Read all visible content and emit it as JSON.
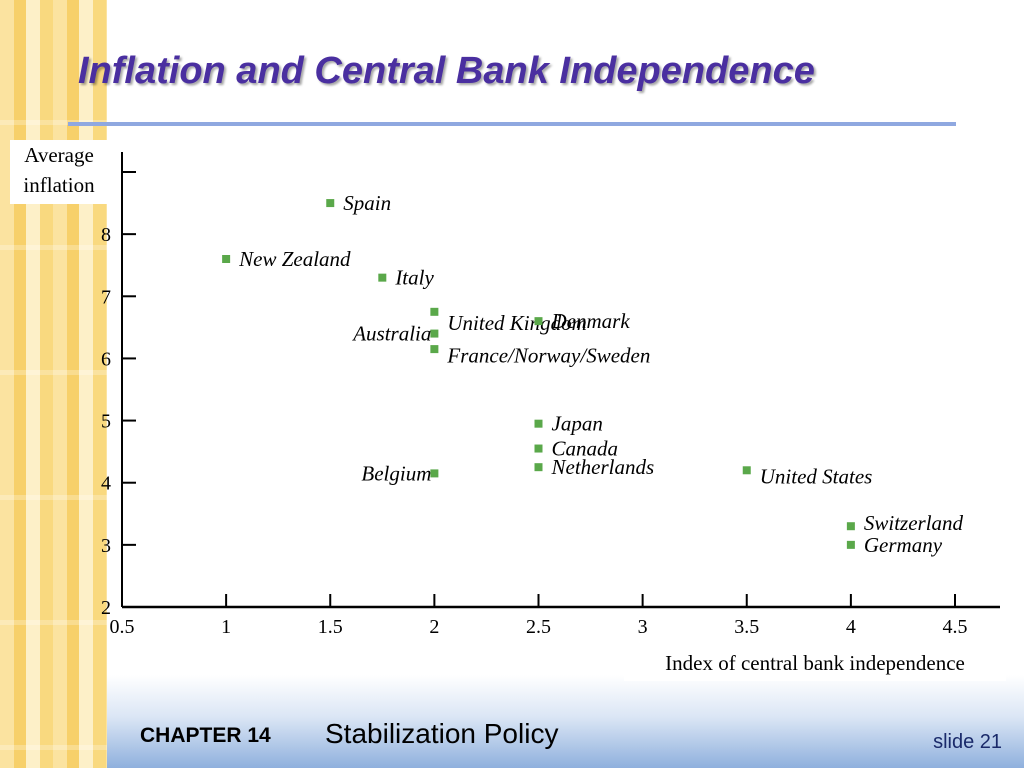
{
  "slide": {
    "title": "Inflation and Central Bank Independence",
    "chapter_label": "CHAPTER 14",
    "chapter_title": "Stabilization Policy",
    "slide_number": "slide 21"
  },
  "colors": {
    "title": "#4a2fa0",
    "rule": "#8fa8e0",
    "marker": "#5aa84a",
    "axis": "#000000"
  },
  "chart_data": {
    "type": "scatter",
    "ylabel": "Average inflation",
    "ylabel_lines": [
      "Average",
      "inflation"
    ],
    "xlabel": "Index of central bank independence",
    "xlim": [
      0.5,
      4.7
    ],
    "ylim": [
      2,
      9
    ],
    "xticks": [
      0.5,
      1,
      1.5,
      2,
      2.5,
      3,
      3.5,
      4,
      4.5
    ],
    "xtick_labels": [
      "0.5",
      "1",
      "1.5",
      "2",
      "2.5",
      "3",
      "3.5",
      "4",
      "4.5"
    ],
    "yticks": [
      2,
      3,
      4,
      5,
      6,
      7,
      8,
      9
    ],
    "ytick_labels": [
      "2",
      "3",
      "4",
      "5",
      "6",
      "7",
      "8",
      ""
    ],
    "grid": false,
    "points": [
      {
        "label": "Spain",
        "x": 1.5,
        "y": 8.5,
        "side": "right"
      },
      {
        "label": "New Zealand",
        "x": 1.0,
        "y": 7.6,
        "side": "right"
      },
      {
        "label": "Italy",
        "x": 1.75,
        "y": 7.3,
        "side": "right"
      },
      {
        "label": "United Kingdom",
        "x": 2.0,
        "y": 6.75,
        "side": "right",
        "dy": -0.18
      },
      {
        "label": "Australia",
        "x": 2.0,
        "y": 6.4,
        "side": "left"
      },
      {
        "label": "France/Norway/Sweden",
        "x": 2.0,
        "y": 6.15,
        "side": "right",
        "dy": -0.1
      },
      {
        "label": "Denmark",
        "x": 2.5,
        "y": 6.6,
        "side": "right"
      },
      {
        "label": "Japan",
        "x": 2.5,
        "y": 4.95,
        "side": "right"
      },
      {
        "label": "Canada",
        "x": 2.5,
        "y": 4.55,
        "side": "right"
      },
      {
        "label": "Netherlands",
        "x": 2.5,
        "y": 4.25,
        "side": "right"
      },
      {
        "label": "Belgium",
        "x": 2.0,
        "y": 4.15,
        "side": "left"
      },
      {
        "label": "United States",
        "x": 3.5,
        "y": 4.2,
        "side": "right",
        "dy": -0.1
      },
      {
        "label": "Switzerland",
        "x": 4.0,
        "y": 3.3,
        "side": "right",
        "dy": 0.05
      },
      {
        "label": "Germany",
        "x": 4.0,
        "y": 3.0,
        "side": "right"
      }
    ]
  }
}
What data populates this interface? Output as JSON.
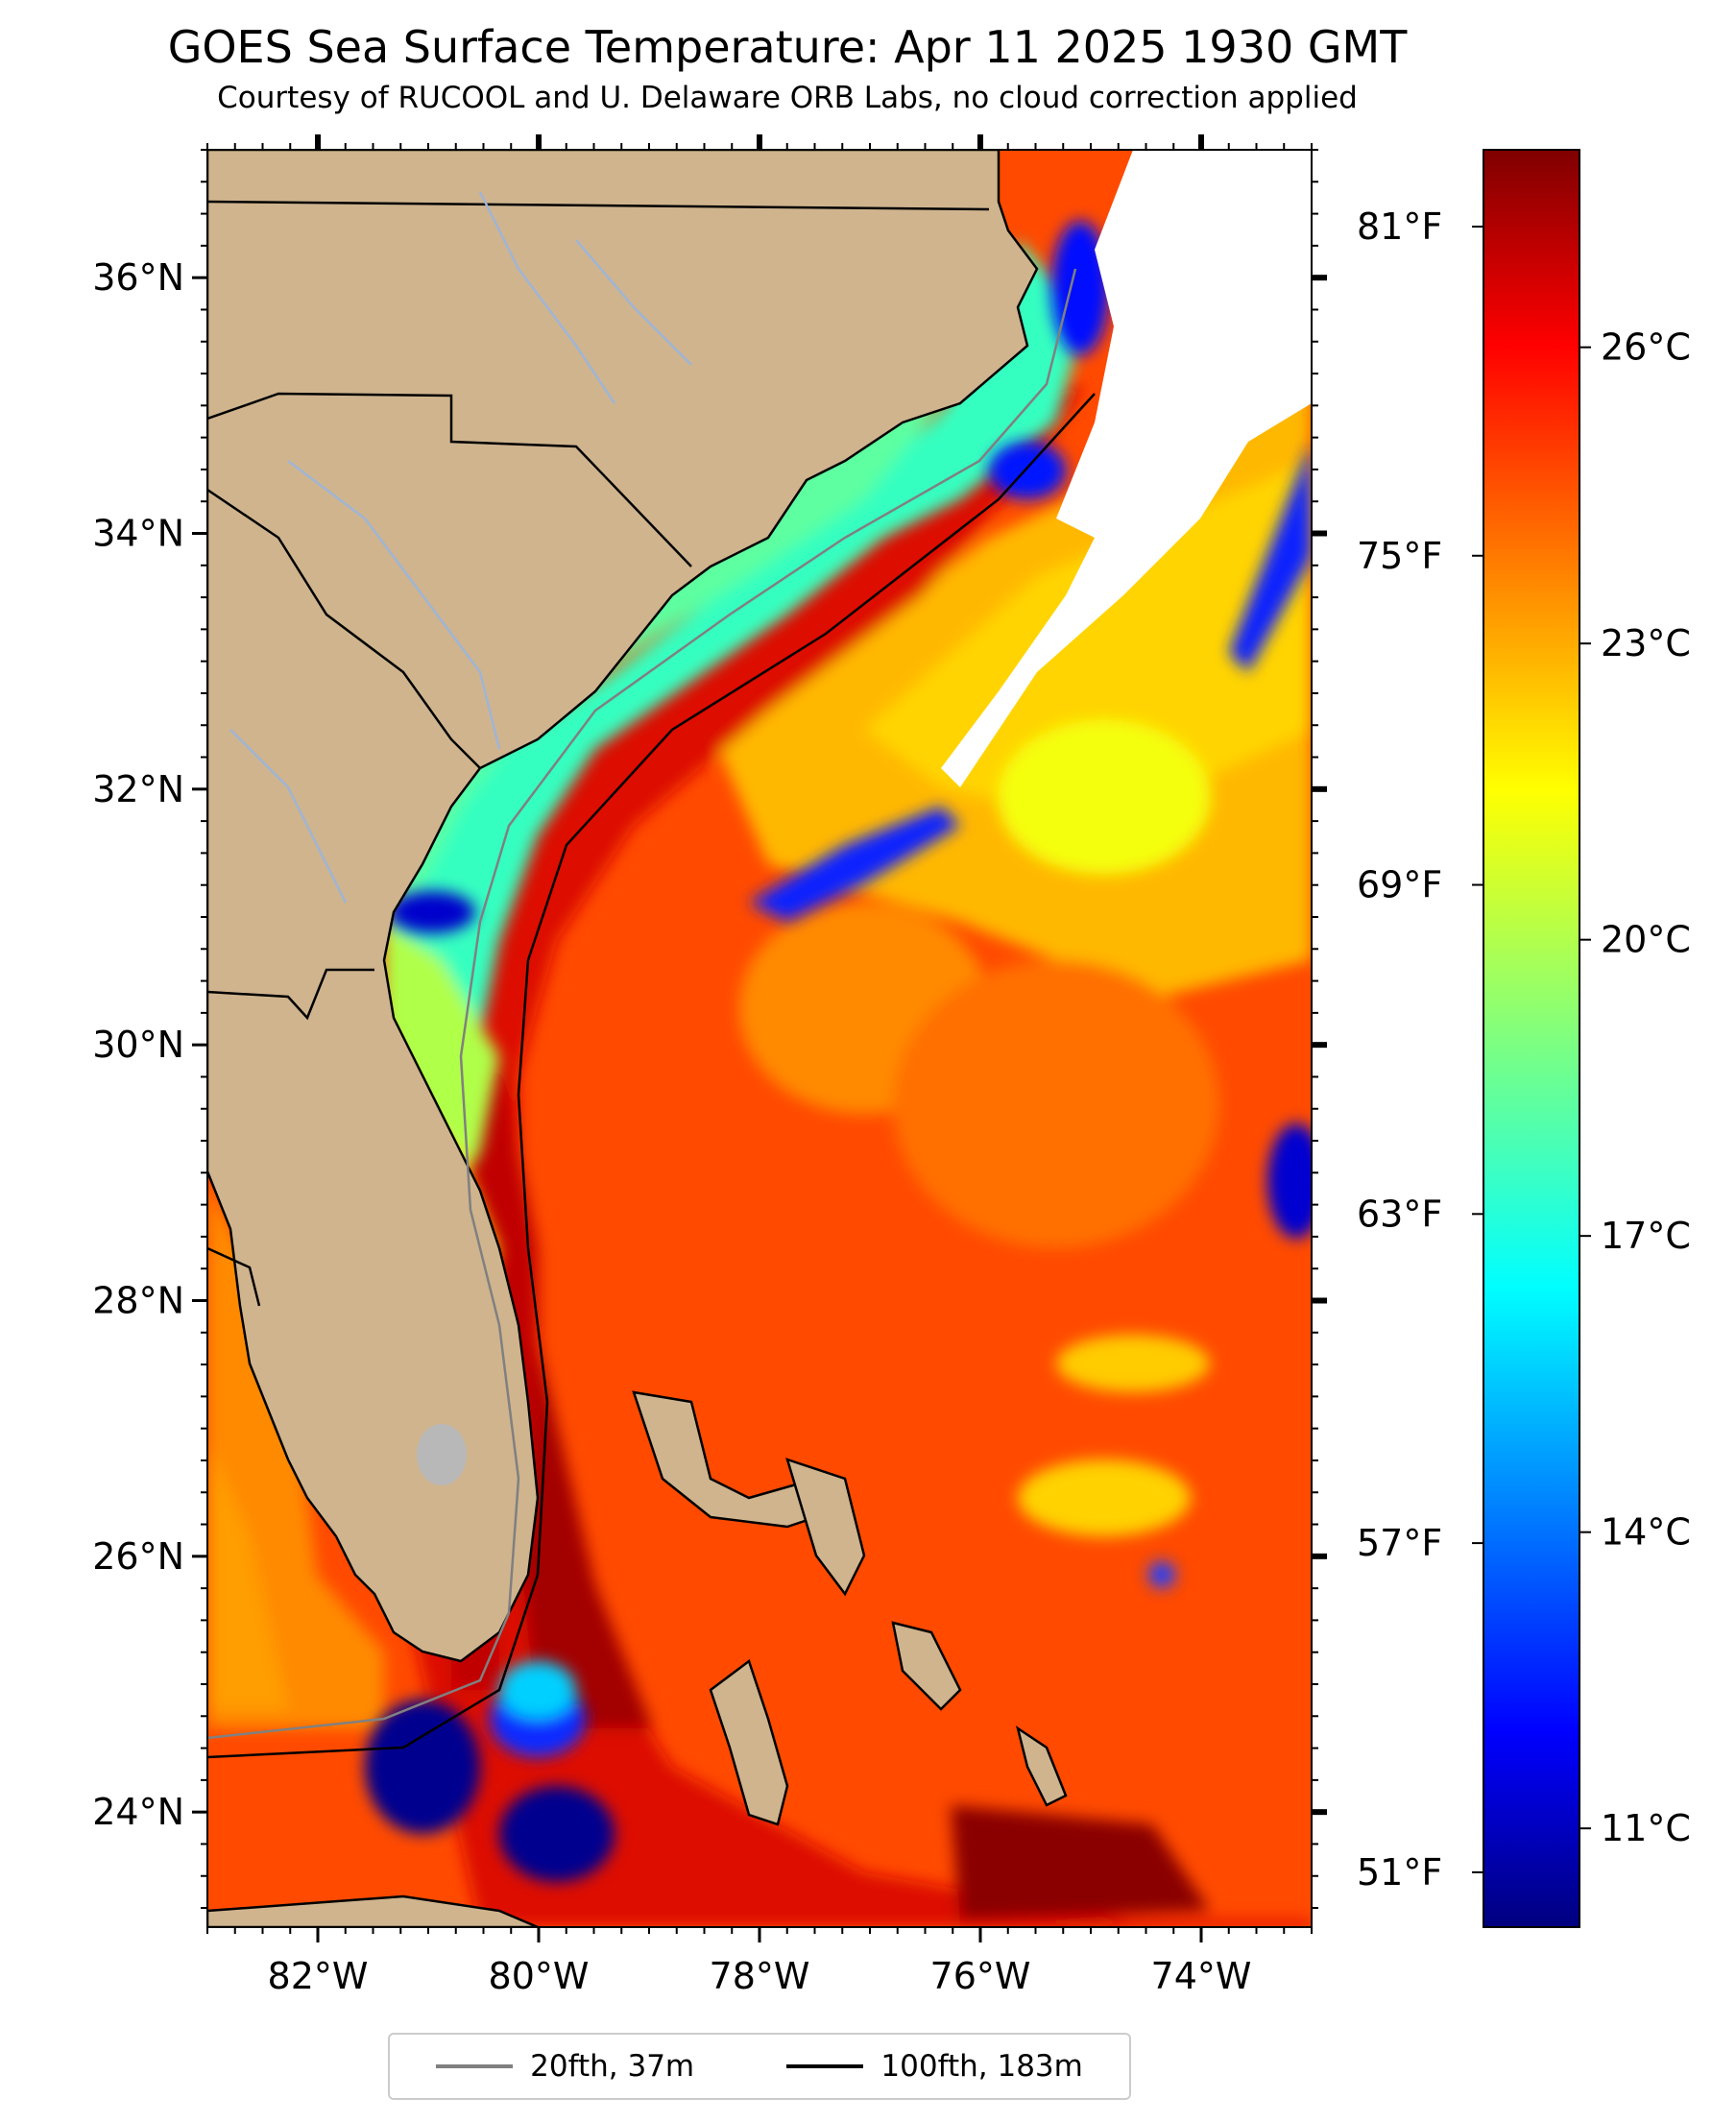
{
  "title": "GOES Sea Surface Temperature: Apr 11 2025 1930 GMT",
  "subtitle": "Courtesy of RUCOOL and U. Delaware ORB Labs, no cloud correction applied",
  "map": {
    "lon_range": [
      -83.0,
      -73.0
    ],
    "lat_range": [
      23.1,
      37.0
    ],
    "lat_ticks": [
      {
        "value": 36,
        "label": "36°N"
      },
      {
        "value": 34,
        "label": "34°N"
      },
      {
        "value": 32,
        "label": "32°N"
      },
      {
        "value": 30,
        "label": "30°N"
      },
      {
        "value": 28,
        "label": "28°N"
      },
      {
        "value": 26,
        "label": "26°N"
      },
      {
        "value": 24,
        "label": "24°N"
      }
    ],
    "lon_ticks": [
      {
        "value": -82,
        "label": "82°W"
      },
      {
        "value": -80,
        "label": "80°W"
      },
      {
        "value": -78,
        "label": "78°W"
      },
      {
        "value": -76,
        "label": "76°W"
      },
      {
        "value": -74,
        "label": "74°W"
      }
    ],
    "colors": {
      "land": "#cfb48e",
      "river": "#9fb5d6",
      "border": "#000000",
      "cloud": "#ffffff"
    }
  },
  "colorbar": {
    "colormap": "jet",
    "range_c": [
      10.0,
      28.0
    ],
    "celsius_ticks": [
      {
        "value": 11,
        "label": "11°C"
      },
      {
        "value": 14,
        "label": "14°C"
      },
      {
        "value": 17,
        "label": "17°C"
      },
      {
        "value": 20,
        "label": "20°C"
      },
      {
        "value": 23,
        "label": "23°C"
      },
      {
        "value": 26,
        "label": "26°C"
      }
    ],
    "fahrenheit_ticks": [
      {
        "value": 51,
        "label": "51°F"
      },
      {
        "value": 57,
        "label": "57°F"
      },
      {
        "value": 63,
        "label": "63°F"
      },
      {
        "value": 69,
        "label": "69°F"
      },
      {
        "value": 75,
        "label": "75°F"
      },
      {
        "value": 81,
        "label": "81°F"
      }
    ]
  },
  "legend": {
    "items": [
      {
        "label": "20fth, 37m",
        "color": "#808080"
      },
      {
        "label": "100fth, 183m",
        "color": "#000000"
      }
    ]
  }
}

——————————

## Written exercise
All records must be output exactly as they are, except for the pictures, which are left out.

## Result
Read all visible content and emit it as JSON.
{
  "slide": {
    "title": "Inflation and Central Bank Independence",
    "chapter_label": "CHAPTER 14",
    "chapter_title": "Stabilization Policy",
    "slide_number": "slide 21"
  },
  "colors": {
    "title": "#4a2fa0",
    "rule": "#8fa8e0",
    "marker": "#5aa84a",
    "axis": "#000000"
  },
  "chart_data": {
    "type": "scatter",
    "ylabel": "Average inflation",
    "ylabel_lines": [
      "Average",
      "inflation"
    ],
    "xlabel": "Index of central bank independence",
    "xlim": [
      0.5,
      4.7
    ],
    "ylim": [
      2,
      9
    ],
    "xticks": [
      0.5,
      1,
      1.5,
      2,
      2.5,
      3,
      3.5,
      4,
      4.5
    ],
    "xtick_labels": [
      "0.5",
      "1",
      "1.5",
      "2",
      "2.5",
      "3",
      "3.5",
      "4",
      "4.5"
    ],
    "yticks": [
      2,
      3,
      4,
      5,
      6,
      7,
      8,
      9
    ],
    "ytick_labels": [
      "2",
      "3",
      "4",
      "5",
      "6",
      "7",
      "8",
      ""
    ],
    "grid": false,
    "points": [
      {
        "label": "Spain",
        "x": 1.5,
        "y": 8.5,
        "side": "right"
      },
      {
        "label": "New Zealand",
        "x": 1.0,
        "y": 7.6,
        "side": "right"
      },
      {
        "label": "Italy",
        "x": 1.75,
        "y": 7.3,
        "side": "right"
      },
      {
        "label": "United Kingdom",
        "x": 2.0,
        "y": 6.75,
        "side": "right",
        "dy": -0.18
      },
      {
        "label": "Australia",
        "x": 2.0,
        "y": 6.4,
        "side": "left"
      },
      {
        "label": "France/Norway/Sweden",
        "x": 2.0,
        "y": 6.15,
        "side": "right",
        "dy": -0.1
      },
      {
        "label": "Denmark",
        "x": 2.5,
        "y": 6.6,
        "side": "right"
      },
      {
        "label": "Japan",
        "x": 2.5,
        "y": 4.95,
        "side": "right"
      },
      {
        "label": "Canada",
        "x": 2.5,
        "y": 4.55,
        "side": "right"
      },
      {
        "label": "Netherlands",
        "x": 2.5,
        "y": 4.25,
        "side": "right"
      },
      {
        "label": "Belgium",
        "x": 2.0,
        "y": 4.15,
        "side": "left"
      },
      {
        "label": "United States",
        "x": 3.5,
        "y": 4.2,
        "side": "right",
        "dy": -0.1
      },
      {
        "label": "Switzerland",
        "x": 4.0,
        "y": 3.3,
        "side": "right",
        "dy": 0.05
      },
      {
        "label": "Germany",
        "x": 4.0,
        "y": 3.0,
        "side": "right"
      }
    ]
  }
}
What data populates this interface? Output as JSON.
{
  "title": "GOES Sea Surface Temperature: Apr 11 2025 1930 GMT",
  "subtitle": "Courtesy of RUCOOL and U. Delaware ORB Labs, no cloud correction applied",
  "map": {
    "lon_range": [
      -83.0,
      -73.0
    ],
    "lat_range": [
      23.1,
      37.0
    ],
    "lat_ticks": [
      {
        "value": 36,
        "label": "36°N"
      },
      {
        "value": 34,
        "label": "34°N"
      },
      {
        "value": 32,
        "label": "32°N"
      },
      {
        "value": 30,
        "label": "30°N"
      },
      {
        "value": 28,
        "label": "28°N"
      },
      {
        "value": 26,
        "label": "26°N"
      },
      {
        "value": 24,
        "label": "24°N"
      }
    ],
    "lon_ticks": [
      {
        "value": -82,
        "label": "82°W"
      },
      {
        "value": -80,
        "label": "80°W"
      },
      {
        "value": -78,
        "label": "78°W"
      },
      {
        "value": -76,
        "label": "76°W"
      },
      {
        "value": -74,
        "label": "74°W"
      }
    ],
    "colors": {
      "land": "#cfb48e",
      "river": "#9fb5d6",
      "border": "#000000",
      "cloud": "#ffffff"
    }
  },
  "colorbar": {
    "colormap": "jet",
    "range_c": [
      10.0,
      28.0
    ],
    "celsius_ticks": [
      {
        "value": 11,
        "label": "11°C"
      },
      {
        "value": 14,
        "label": "14°C"
      },
      {
        "value": 17,
        "label": "17°C"
      },
      {
        "value": 20,
        "label": "20°C"
      },
      {
        "value": 23,
        "label": "23°C"
      },
      {
        "value": 26,
        "label": "26°C"
      }
    ],
    "fahrenheit_ticks": [
      {
        "value": 51,
        "label": "51°F"
      },
      {
        "value": 57,
        "label": "57°F"
      },
      {
        "value": 63,
        "label": "63°F"
      },
      {
        "value": 69,
        "label": "69°F"
      },
      {
        "value": 75,
        "label": "75°F"
      },
      {
        "value": 81,
        "label": "81°F"
      }
    ]
  },
  "legend": {
    "items": [
      {
        "label": "20fth, 37m",
        "color": "#808080"
      },
      {
        "label": "100fth, 183m",
        "color": "#000000"
      }
    ]
  }
}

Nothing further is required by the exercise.